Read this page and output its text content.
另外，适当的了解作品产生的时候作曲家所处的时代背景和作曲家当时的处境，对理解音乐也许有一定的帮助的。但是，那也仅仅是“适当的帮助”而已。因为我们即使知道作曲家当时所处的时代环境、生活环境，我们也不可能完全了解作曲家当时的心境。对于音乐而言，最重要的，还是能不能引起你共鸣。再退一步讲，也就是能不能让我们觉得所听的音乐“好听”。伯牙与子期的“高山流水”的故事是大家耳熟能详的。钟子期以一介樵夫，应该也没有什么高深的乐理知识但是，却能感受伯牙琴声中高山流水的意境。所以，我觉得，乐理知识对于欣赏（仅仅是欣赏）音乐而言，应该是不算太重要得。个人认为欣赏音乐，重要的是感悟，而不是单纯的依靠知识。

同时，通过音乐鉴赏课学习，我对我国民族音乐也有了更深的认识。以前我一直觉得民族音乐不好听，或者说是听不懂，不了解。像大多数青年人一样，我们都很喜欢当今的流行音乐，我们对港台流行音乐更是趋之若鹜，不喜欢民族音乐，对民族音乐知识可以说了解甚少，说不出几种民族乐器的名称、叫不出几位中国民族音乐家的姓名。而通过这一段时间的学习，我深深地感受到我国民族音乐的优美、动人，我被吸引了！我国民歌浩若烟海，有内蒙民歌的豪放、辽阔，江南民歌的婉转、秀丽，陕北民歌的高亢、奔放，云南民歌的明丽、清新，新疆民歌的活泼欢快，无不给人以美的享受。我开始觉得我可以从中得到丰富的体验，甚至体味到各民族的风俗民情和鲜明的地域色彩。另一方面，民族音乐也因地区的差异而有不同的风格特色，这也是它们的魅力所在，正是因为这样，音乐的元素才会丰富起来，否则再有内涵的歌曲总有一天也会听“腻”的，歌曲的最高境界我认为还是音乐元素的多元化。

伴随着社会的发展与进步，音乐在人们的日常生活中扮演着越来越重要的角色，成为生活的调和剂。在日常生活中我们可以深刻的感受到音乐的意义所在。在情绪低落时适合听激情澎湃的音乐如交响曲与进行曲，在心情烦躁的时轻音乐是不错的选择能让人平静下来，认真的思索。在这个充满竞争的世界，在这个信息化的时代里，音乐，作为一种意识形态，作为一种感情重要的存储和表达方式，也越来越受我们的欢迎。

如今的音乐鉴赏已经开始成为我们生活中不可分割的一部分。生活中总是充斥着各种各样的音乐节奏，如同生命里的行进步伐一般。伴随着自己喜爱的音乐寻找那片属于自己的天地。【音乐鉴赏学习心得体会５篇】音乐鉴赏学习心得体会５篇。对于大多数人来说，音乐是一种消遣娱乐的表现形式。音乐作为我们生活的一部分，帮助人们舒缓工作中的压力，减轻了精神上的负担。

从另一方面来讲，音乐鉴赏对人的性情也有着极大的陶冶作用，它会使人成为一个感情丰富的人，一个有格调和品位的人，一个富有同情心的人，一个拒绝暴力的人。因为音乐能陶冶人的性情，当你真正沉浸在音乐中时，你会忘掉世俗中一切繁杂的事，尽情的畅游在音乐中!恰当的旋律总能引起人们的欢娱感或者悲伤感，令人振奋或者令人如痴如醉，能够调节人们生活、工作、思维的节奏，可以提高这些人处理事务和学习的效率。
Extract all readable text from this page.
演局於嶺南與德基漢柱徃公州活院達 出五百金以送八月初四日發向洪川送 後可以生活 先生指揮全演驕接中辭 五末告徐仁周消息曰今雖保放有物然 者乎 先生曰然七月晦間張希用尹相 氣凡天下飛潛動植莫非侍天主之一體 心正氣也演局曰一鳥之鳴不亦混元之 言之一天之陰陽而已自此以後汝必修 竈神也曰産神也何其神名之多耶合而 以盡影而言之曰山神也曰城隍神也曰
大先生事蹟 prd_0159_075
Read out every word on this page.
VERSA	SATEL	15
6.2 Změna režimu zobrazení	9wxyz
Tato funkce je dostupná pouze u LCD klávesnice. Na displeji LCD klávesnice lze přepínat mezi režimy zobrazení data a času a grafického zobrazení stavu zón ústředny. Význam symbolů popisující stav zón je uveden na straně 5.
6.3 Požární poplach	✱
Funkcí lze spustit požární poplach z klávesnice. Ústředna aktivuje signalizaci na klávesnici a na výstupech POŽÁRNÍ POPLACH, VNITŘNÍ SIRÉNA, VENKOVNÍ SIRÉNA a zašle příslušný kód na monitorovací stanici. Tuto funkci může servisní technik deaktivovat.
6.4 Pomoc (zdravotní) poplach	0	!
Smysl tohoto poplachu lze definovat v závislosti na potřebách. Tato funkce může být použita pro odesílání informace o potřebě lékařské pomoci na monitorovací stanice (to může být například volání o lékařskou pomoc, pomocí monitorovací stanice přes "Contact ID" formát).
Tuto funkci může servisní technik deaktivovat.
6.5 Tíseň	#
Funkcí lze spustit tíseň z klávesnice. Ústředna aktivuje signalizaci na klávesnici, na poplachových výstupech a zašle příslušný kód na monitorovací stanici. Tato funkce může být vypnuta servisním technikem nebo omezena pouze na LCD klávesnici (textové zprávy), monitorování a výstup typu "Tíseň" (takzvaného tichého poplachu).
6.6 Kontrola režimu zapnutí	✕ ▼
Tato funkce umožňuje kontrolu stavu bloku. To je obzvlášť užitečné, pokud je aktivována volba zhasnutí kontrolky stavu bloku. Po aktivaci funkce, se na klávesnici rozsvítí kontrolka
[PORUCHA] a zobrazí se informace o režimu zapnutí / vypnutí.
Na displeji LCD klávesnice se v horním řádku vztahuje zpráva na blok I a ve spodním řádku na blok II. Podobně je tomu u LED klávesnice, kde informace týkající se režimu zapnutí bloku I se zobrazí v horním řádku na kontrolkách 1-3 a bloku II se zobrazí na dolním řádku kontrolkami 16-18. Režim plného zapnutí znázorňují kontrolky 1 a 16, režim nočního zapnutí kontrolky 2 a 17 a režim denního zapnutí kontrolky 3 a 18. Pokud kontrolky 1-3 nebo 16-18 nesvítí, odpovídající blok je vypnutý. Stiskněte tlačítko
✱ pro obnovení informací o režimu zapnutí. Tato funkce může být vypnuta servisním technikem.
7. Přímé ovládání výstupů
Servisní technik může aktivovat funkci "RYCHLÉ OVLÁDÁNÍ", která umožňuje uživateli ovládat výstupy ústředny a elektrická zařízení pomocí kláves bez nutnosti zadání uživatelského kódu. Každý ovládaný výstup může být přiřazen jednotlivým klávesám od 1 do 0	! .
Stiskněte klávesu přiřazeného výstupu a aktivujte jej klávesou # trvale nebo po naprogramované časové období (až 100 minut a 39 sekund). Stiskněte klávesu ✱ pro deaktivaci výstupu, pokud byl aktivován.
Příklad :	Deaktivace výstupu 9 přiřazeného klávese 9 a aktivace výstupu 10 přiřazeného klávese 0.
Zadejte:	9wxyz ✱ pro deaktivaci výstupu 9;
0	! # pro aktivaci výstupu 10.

*WHAT YOU ARE ASKED TO DO*: Write out every entry exactly as given.

*CORRECT RESULT*:
Read this page and output its text content.
另外，适当的了解作品产生的时候作曲家所处的时代背景和作曲家当时的处境，对理解音乐也许有一定的帮助的。但是，那也仅仅是“适当的帮助”而已。因为我们即使知道作曲家当时所处的时代环境、生活环境，我们也不可能完全了解作曲家当时的心境。对于音乐而言，最重要的，还是能不能引起你共鸣。再退一步讲，也就是能不能让我们觉得所听的音乐“好听”。伯牙与子期的“高山流水”的故事是大家耳熟能详的。钟子期以一介樵夫，应该也没有什么高深的乐理知识但是，却能感受伯牙琴声中高山流水的意境。所以，我觉得，乐理知识对于欣赏（仅仅是欣赏）音乐而言，应该是不算太重要得。个人认为欣赏音乐，重要的是感悟，而不是单纯的依靠知识。

同时，通过音乐鉴赏课学习，我对我国民族音乐也有了更深的认识。以前我一直觉得民族音乐不好听，或者说是听不懂，不了解。像大多数青年人一样，我们都很喜欢当今的流行音乐，我们对港台流行音乐更是趋之若鹜，不喜欢民族音乐，对民族音乐知识可以说了解甚少，说不出几种民族乐器的名称、叫不出几位中国民族音乐家的姓名。而通过这一段时间的学习，我深深地感受到我国民族音乐的优美、动人，我被吸引了！我国民歌浩若烟海，有内蒙民歌的豪放、辽阔，江南民歌的婉转、秀丽，陕北民歌的高亢、奔放，云南民歌的明丽、清新，新疆民歌的活泼欢快，无不给人以美的享受。我开始觉得我可以从中得到丰富的体验，甚至体味到各民族的风俗民情和鲜明的地域色彩。另一方面，民族音乐也因地区的差异而有不同的风格特色，这也是它们的魅力所在，正是因为这样，音乐的元素才会丰富起来，否则再有内涵的歌曲总有一天也会听“腻”的，歌曲的最高境界我认为还是音乐元素的多元化。

伴随着社会的发展与进步，音乐在人们的日常生活中扮演着越来越重要的角色，成为生活的调和剂。在日常生活中我们可以深刻的感受到音乐的意义所在。在情绪低落时适合听激情澎湃的音乐如交响曲与进行曲，在心情烦躁的时轻音乐是不错的选择能让人平静下来，认真的思索。在这个充满竞争的世界，在这个信息化的时代里，音乐，作为一种意识形态，作为一种感情重要的存储和表达方式，也越来越受我们的欢迎。

如今的音乐鉴赏已经开始成为我们生活中不可分割的一部分。生活中总是充斥着各种各样的音乐节奏，如同生命里的行进步伐一般。伴随着自己喜爱的音乐寻找那片属于自己的天地。【音乐鉴赏学习心得体会５篇】音乐鉴赏学习心得体会５篇。对于大多数人来说，音乐是一种消遣娱乐的表现形式。音乐作为我们生活的一部分，帮助人们舒缓工作中的压力，减轻了精神上的负担。

从另一方面来讲，音乐鉴赏对人的性情也有着极大的陶冶作用，它会使人成为一个感情丰富的人，一个有格调和品位的人，一个富有同情心的人，一个拒绝暴力的人。因为音乐能陶冶人的性情，当你真正沉浸在音乐中时，你会忘掉世俗中一切繁杂的事，尽情的畅游在音乐中!恰当的旋律总能引起人们的欢娱感或者悲伤感，令人振奋或者令人如痴如醉，能够调节人们生活、工作、思维的节奏，可以提高这些人处理事务和学习的效率。
Extract all readable text from this page.
演局於嶺南與德基漢柱徃公州活院達 出五百金以送八月初四日發向洪川送 後可以生活 先生指揮全演驕接中辭 五末告徐仁周消息曰今雖保放有物然 者乎 先生曰然七月晦間張希用尹相 氣凡天下飛潛動植莫非侍天主之一體 心正氣也演局曰一鳥之鳴不亦混元之 言之一天之陰陽而已自此以後汝必修 竈神也曰産神也何其神名之多耶合而 以盡影而言之曰山神也曰城隍神也曰
大先生事蹟 prd_0159_075
Read out every word on this page.
VERSA	SATEL	15
6.2 Změna režimu zobrazení	9wxyz
Tato funkce je dostupná pouze u LCD klávesnice. Na displeji LCD klávesnice lze přepínat mezi režimy zobrazení data a času a grafického zobrazení stavu zón ústředny. Význam symbolů popisující stav zón je uveden na straně 5.
6.3 Požární poplach	✱
Funkcí lze spustit požární poplach z klávesnice. Ústředna aktivuje signalizaci na klávesnici a na výstupech POŽÁRNÍ POPLACH, VNITŘNÍ SIRÉNA, VENKOVNÍ SIRÉNA a zašle příslušný kód na monitorovací stanici. Tuto funkci může servisní technik deaktivovat.
6.4 Pomoc (zdravotní) poplach	0	!
Smysl tohoto poplachu lze definovat v závislosti na potřebách. Tato funkce může být použita pro odesílání informace o potřebě lékařské pomoci na monitorovací stanice (to může být například volání o lékařskou pomoc, pomocí monitorovací stanice přes "Contact ID" formát).
Tuto funkci může servisní technik deaktivovat.
6.5 Tíseň	#
Funkcí lze spustit tíseň z klávesnice. Ústředna aktivuje signalizaci na klávesnici, na poplachových výstupech a zašle příslušný kód na monitorovací stanici. Tato funkce může být vypnuta servisním technikem nebo omezena pouze na LCD klávesnici (textové zprávy), monitorování a výstup typu "Tíseň" (takzvaného tichého poplachu).
6.6 Kontrola režimu zapnutí	✕ ▼
Tato funkce umožňuje kontrolu stavu bloku. To je obzvlášť užitečné, pokud je aktivována volba zhasnutí kontrolky stavu bloku. Po aktivaci funkce, se na klávesnici rozsvítí kontrolka
[PORUCHA] a zobrazí se informace o režimu zapnutí / vypnutí.
Na displeji LCD klávesnice se v horním řádku vztahuje zpráva na blok I a ve spodním řádku na blok II. Podobně je tomu u LED klávesnice, kde informace týkající se režimu zapnutí bloku I se zobrazí v horním řádku na kontrolkách 1-3 a bloku II se zobrazí na dolním řádku kontrolkami 16-18. Režim plného zapnutí znázorňují kontrolky 1 a 16, režim nočního zapnutí kontrolky 2 a 17 a režim denního zapnutí kontrolky 3 a 18. Pokud kontrolky 1-3 nebo 16-18 nesvítí, odpovídající blok je vypnutý. Stiskněte tlačítko
✱ pro obnovení informací o režimu zapnutí. Tato funkce může být vypnuta servisním technikem.
7. Přímé ovládání výstupů
Servisní technik může aktivovat funkci "RYCHLÉ OVLÁDÁNÍ", která umožňuje uživateli ovládat výstupy ústředny a elektrická zařízení pomocí kláves bez nutnosti zadání uživatelského kódu. Každý ovládaný výstup může být přiřazen jednotlivým klávesám od 1 do 0	! .
Stiskněte klávesu přiřazeného výstupu a aktivujte jej klávesou # trvale nebo po naprogramované časové období (až 100 minut a 39 sekund). Stiskněte klávesu ✱ pro deaktivaci výstupu, pokud byl aktivován.
Příklad :	Deaktivace výstupu 9 přiřazeného klávese 9 a aktivace výstupu 10 přiřazeného klávese 0.
Zadejte:	9wxyz ✱ pro deaktivaci výstupu 9;
0	! # pro aktivaci výstupu 10.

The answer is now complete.